* START *

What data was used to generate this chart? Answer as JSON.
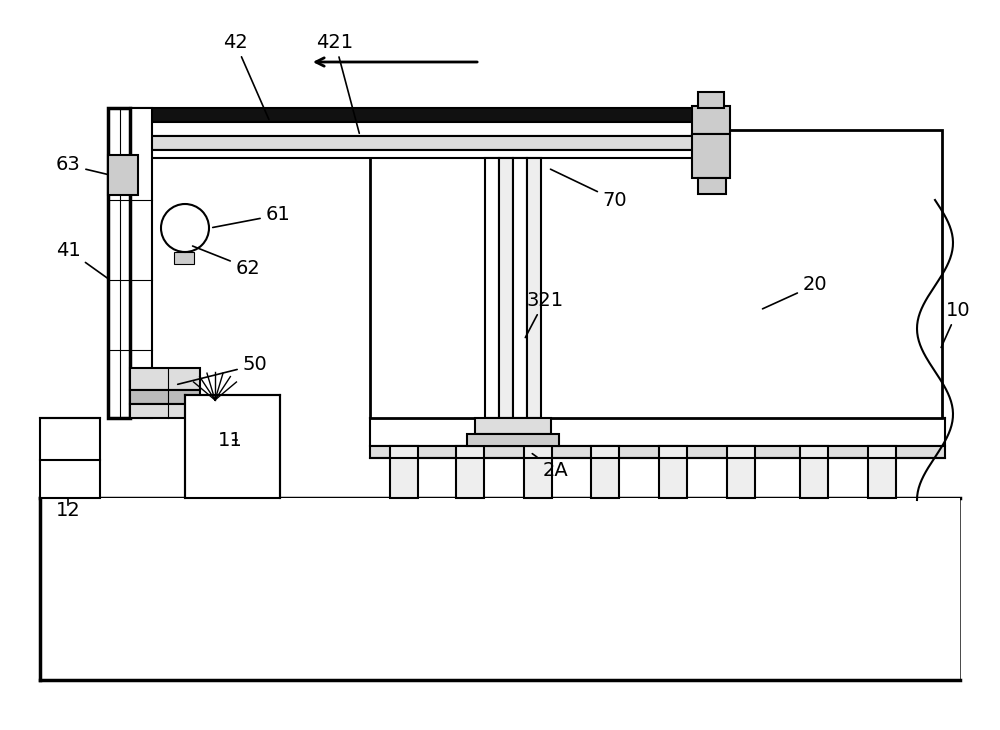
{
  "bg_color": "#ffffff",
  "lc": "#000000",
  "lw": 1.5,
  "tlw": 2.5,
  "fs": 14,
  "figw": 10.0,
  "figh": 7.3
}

* END *

• Instructions for the task:
Copy each line exactly, and leave the pictures out of your copy.

• Written solution:
What data was used to generate this chart? Answer as JSON.
{
  "bg_color": "#ffffff",
  "lc": "#000000",
  "lw": 1.5,
  "tlw": 2.5,
  "fs": 14,
  "figw": 10.0,
  "figh": 7.3
}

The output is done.